**Supplied records**

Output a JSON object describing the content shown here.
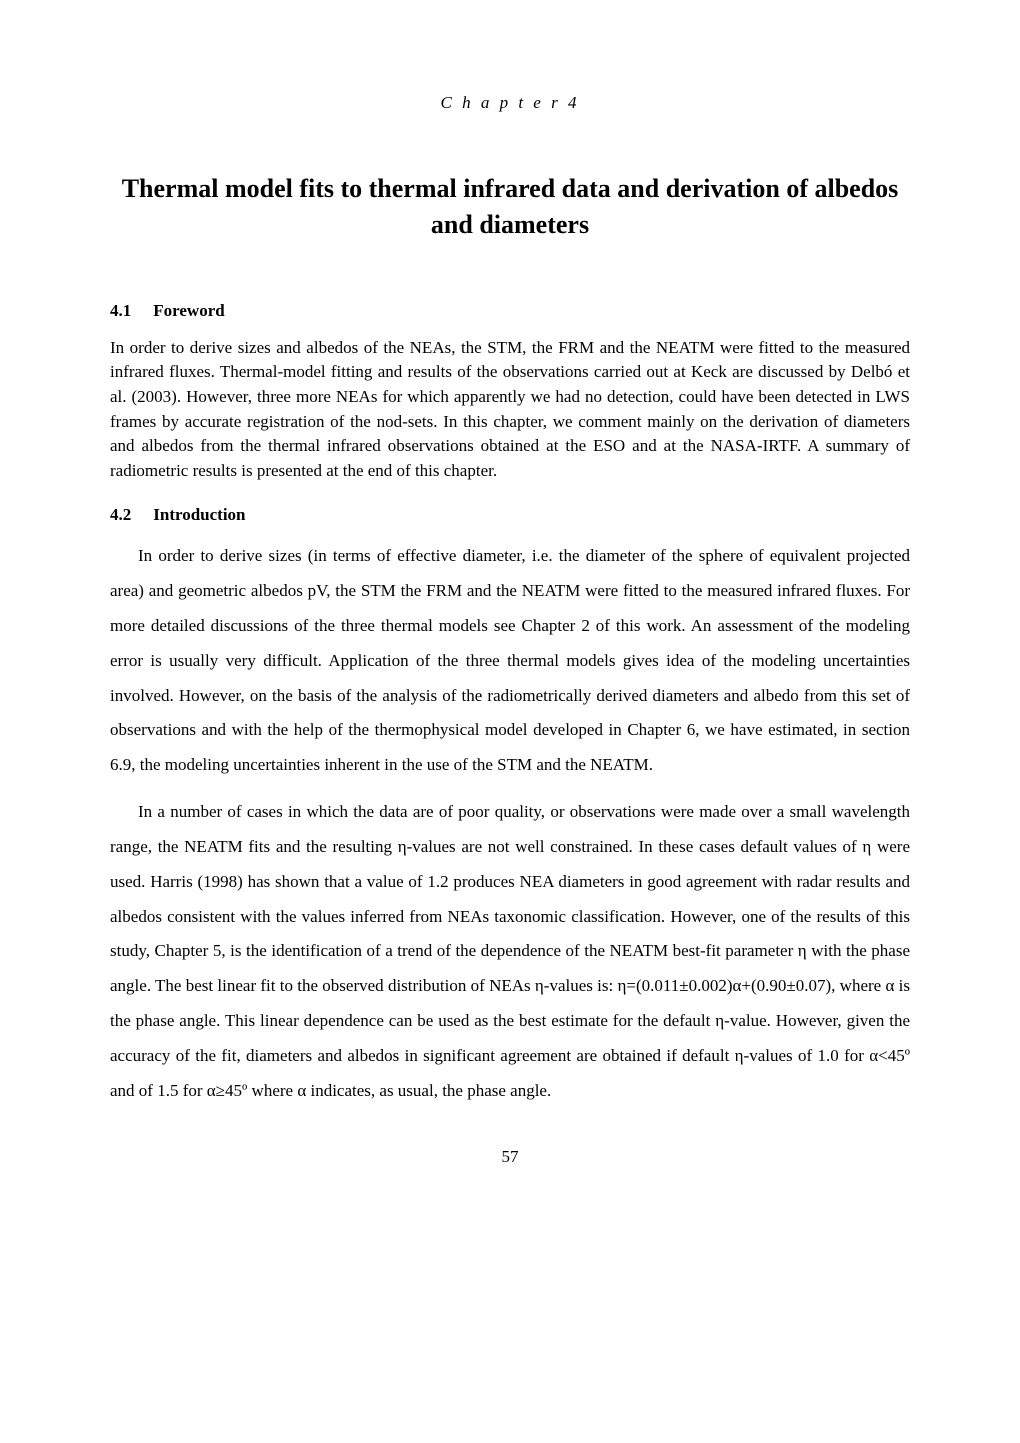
{
  "chapter": {
    "label": "C h a p t e r   4",
    "title": "Thermal model fits to thermal infrared data and derivation of albedos and diameters"
  },
  "sections": [
    {
      "number": "4.1",
      "heading": "Foreword",
      "paragraphs": [
        {
          "indent": false,
          "spaced": false,
          "text": "In order to derive sizes and albedos of the NEAs, the STM, the FRM and the NEATM were fitted to the measured infrared fluxes. Thermal-model fitting and results of the observations carried out at Keck are discussed by Delbó et al. (2003). However, three more NEAs for which apparently we had no detection, could have been detected in LWS frames by accurate registration of the nod-sets. In this chapter, we comment mainly on the derivation of diameters and albedos from the thermal infrared observations obtained at the ESO and at the NASA-IRTF. A summary of radiometric results is presented at the end of this chapter."
        }
      ]
    },
    {
      "number": "4.2",
      "heading": "Introduction",
      "paragraphs": [
        {
          "indent": true,
          "spaced": true,
          "text": "In order to derive sizes (in terms of effective diameter, i.e. the diameter of the sphere of equivalent projected area) and geometric albedos pV, the STM the FRM and the NEATM were fitted to the measured infrared fluxes. For more detailed discussions of the three thermal models see Chapter 2 of this work. An assessment of the modeling error is usually very difficult. Application of the three thermal models gives idea of the modeling uncertainties involved. However, on the basis of the analysis of the radiometrically derived diameters and albedo from this set of observations and with the help of the thermophysical model developed in Chapter 6, we have estimated, in section 6.9, the modeling uncertainties inherent in the use of the STM and the NEATM."
        },
        {
          "indent": true,
          "spaced": true,
          "text": "In a number of cases in which the data are of poor quality, or observations were made over a small wavelength range, the NEATM fits and the resulting η-values are not well constrained. In these cases default values of η were used. Harris (1998) has shown that a value of 1.2 produces NEA diameters in good agreement with radar results and albedos consistent with the values inferred from NEAs taxonomic classification. However, one of the results of this study, Chapter 5, is the identification of a trend of the dependence of the NEATM best-fit parameter η with the phase angle. The best linear fit to the observed distribution of NEAs η-values is: η=(0.011±0.002)α+(0.90±0.07), where α is the phase angle. This linear dependence can be used as the best estimate for the default η-value. However, given the accuracy of the fit, diameters and albedos in significant agreement are obtained if default η-values of 1.0 for α<45º and of 1.5 for α≥45º where α indicates, as usual, the phase angle."
        }
      ]
    }
  ],
  "pageNumber": "57"
}
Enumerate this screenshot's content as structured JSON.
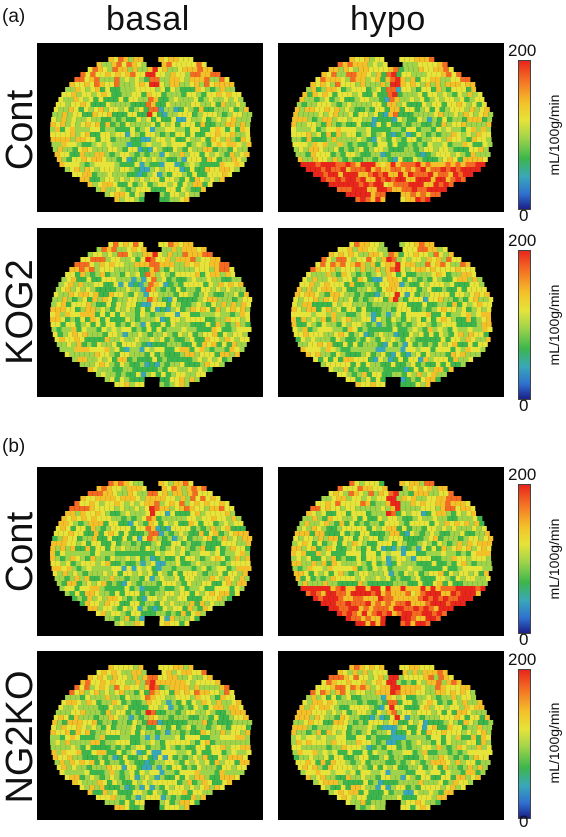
{
  "panels": [
    {
      "label": "(a)",
      "col_headers": [
        "basal",
        "hypo"
      ],
      "rows": [
        {
          "label": "Cont"
        },
        {
          "label": "KOG2"
        }
      ]
    },
    {
      "label": "(b)",
      "col_headers": [
        "",
        ""
      ],
      "rows": [
        {
          "label": "Cont"
        },
        {
          "label": "NG2KO"
        }
      ]
    }
  ],
  "colorbar": {
    "max": "200",
    "min": "0",
    "unit": "mL/100g/min",
    "colors": [
      "#e8261c",
      "#f46a22",
      "#f4c02a",
      "#e6e33a",
      "#9fd44a",
      "#3cb64c",
      "#38a8b8",
      "#2f6fd0",
      "#1a1f8a"
    ]
  }
}
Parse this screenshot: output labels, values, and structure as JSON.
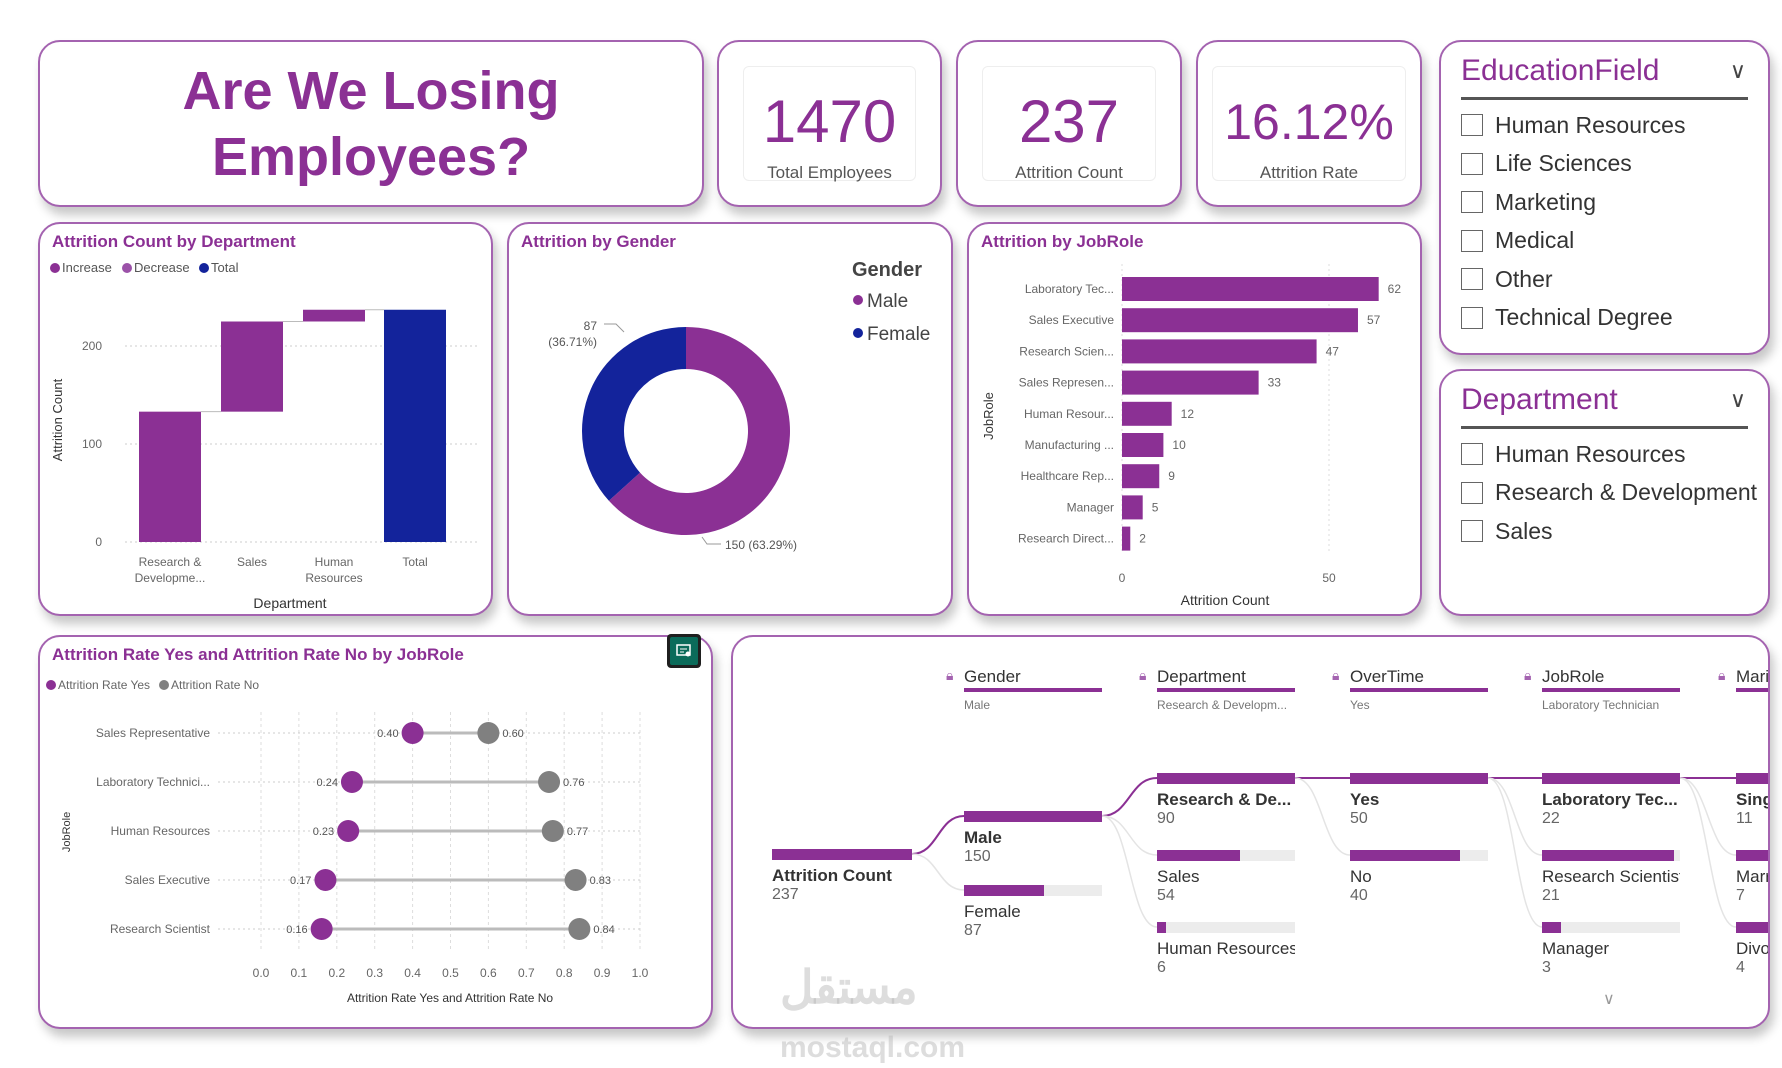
{
  "header": {
    "title": "Are We Losing Employees?"
  },
  "kpis": [
    {
      "value": "1470",
      "label": "Total Employees"
    },
    {
      "value": "237",
      "label": "Attrition Count"
    },
    {
      "value": "16.12%",
      "label": "Attrition Rate"
    }
  ],
  "slicers": {
    "education": {
      "title": "EducationField",
      "items": [
        "Human Resources",
        "Life Sciences",
        "Marketing",
        "Medical",
        "Other",
        "Technical Degree"
      ]
    },
    "department": {
      "title": "Department",
      "items": [
        "Human Resources",
        "Research & Development",
        "Sales"
      ]
    }
  },
  "colors": {
    "accent": "#8b3094",
    "total": "#13239b",
    "gray": "#808080"
  },
  "watermark": "مستقل mostaql.com",
  "insights_icon": "smart-narrative-icon",
  "chart_data": [
    {
      "type": "bar",
      "subtype": "waterfall",
      "title": "Attrition Count by Department",
      "legend": [
        "Increase",
        "Decrease",
        "Total"
      ],
      "legend_placement": "top-left",
      "categories": [
        "Research & Developme...",
        "Sales",
        "Human Resources",
        "Total"
      ],
      "values": [
        133,
        92,
        12,
        237
      ],
      "xlabel": "Department",
      "ylabel": "Attrition Count",
      "yticks": [
        0,
        100,
        200
      ],
      "ylim": [
        0,
        250
      ],
      "grid": true
    },
    {
      "type": "pie",
      "subtype": "donut",
      "title": "Attrition by Gender",
      "legend_title": "Gender",
      "legend_placement": "right",
      "slices": [
        {
          "name": "Male",
          "value": 150,
          "label": "150 (63.29%)"
        },
        {
          "name": "Female",
          "value": 87,
          "label": "87",
          "label2": "(36.71%)"
        }
      ]
    },
    {
      "type": "bar",
      "orientation": "horizontal",
      "title": "Attrition by JobRole",
      "xlabel": "Attrition Count",
      "ylabel": "JobRole",
      "categories": [
        "Laboratory Tec...",
        "Sales Executive",
        "Research Scien...",
        "Sales Represen...",
        "Human Resour...",
        "Manufacturing ...",
        "Healthcare Rep...",
        "Manager",
        "Research Direct..."
      ],
      "values": [
        62,
        57,
        47,
        33,
        12,
        10,
        9,
        5,
        2
      ],
      "xticks": [
        0,
        50
      ],
      "grid": true
    },
    {
      "type": "scatter",
      "subtype": "dumbbell",
      "title": "Attrition Rate Yes and Attrition Rate No by JobRole",
      "xlabel": "Attrition Rate Yes and Attrition Rate No",
      "ylabel": "JobRole",
      "legend_placement": "top-left",
      "categories": [
        "Sales Representative",
        "Laboratory Technici...",
        "Human Resources",
        "Sales Executive",
        "Research Scientist"
      ],
      "series": [
        {
          "name": "Attrition Rate Yes",
          "values": [
            0.4,
            0.24,
            0.23,
            0.17,
            0.16
          ],
          "labels": [
            "0.40",
            "0.24",
            "0.23",
            "0.17",
            "0.16"
          ]
        },
        {
          "name": "Attrition Rate No",
          "values": [
            0.6,
            0.76,
            0.77,
            0.83,
            0.84
          ],
          "labels": [
            "0.60",
            "0.76",
            "0.77",
            "0.83",
            "0.84"
          ]
        }
      ],
      "xticks": [
        "0.0",
        "0.1",
        "0.2",
        "0.3",
        "0.4",
        "0.5",
        "0.6",
        "0.7",
        "0.8",
        "0.9",
        "1.0"
      ],
      "xlim": [
        0,
        1
      ],
      "grid": true
    }
  ],
  "decomposition": {
    "root": {
      "label": "Attrition Count",
      "value": "237"
    },
    "columns": [
      {
        "header": "Gender",
        "selected": "Male",
        "nodes": [
          {
            "label": "Male",
            "value": 150
          },
          {
            "label": "Female",
            "value": 87
          }
        ]
      },
      {
        "header": "Department",
        "selected": "Research & Developm...",
        "nodes": [
          {
            "label": "Research & De...",
            "value": 90
          },
          {
            "label": "Sales",
            "value": 54
          },
          {
            "label": "Human Resources",
            "value": 6
          }
        ]
      },
      {
        "header": "OverTime",
        "selected": "Yes",
        "nodes": [
          {
            "label": "Yes",
            "value": 50
          },
          {
            "label": "No",
            "value": 40
          }
        ]
      },
      {
        "header": "JobRole",
        "selected": "Laboratory Technician",
        "nodes": [
          {
            "label": "Laboratory Tec...",
            "value": 22
          },
          {
            "label": "Research Scientist",
            "value": 21
          },
          {
            "label": "Manager",
            "value": 3
          }
        ]
      },
      {
        "header": "MaritalStatus",
        "selected": "",
        "nodes": [
          {
            "label": "Single",
            "value": 11
          },
          {
            "label": "Married",
            "value": 7
          },
          {
            "label": "Divorced",
            "value": 4
          }
        ]
      }
    ]
  }
}
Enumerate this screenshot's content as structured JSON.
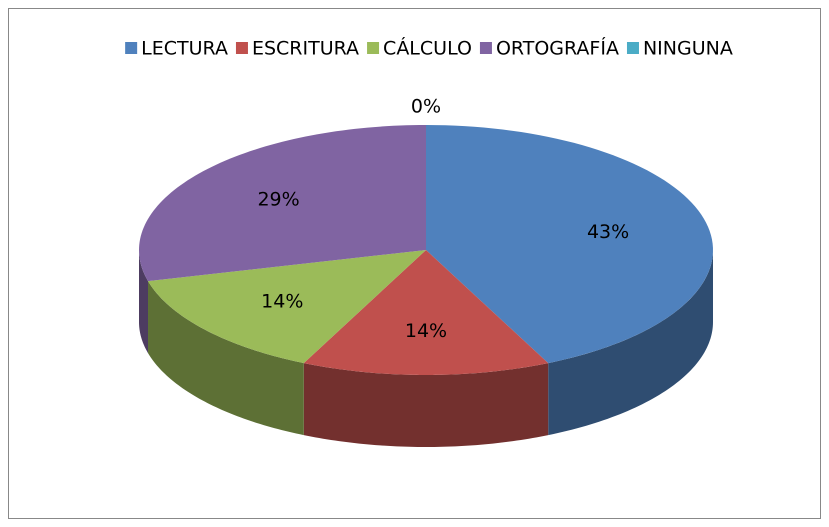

**Your goal**
Search the data for "Gender" and list every line in which it occurs.

**Result for this exercise**
      "title": "Attrition by Gender",
      "legend_title": "Gender",
        "header": "Gender",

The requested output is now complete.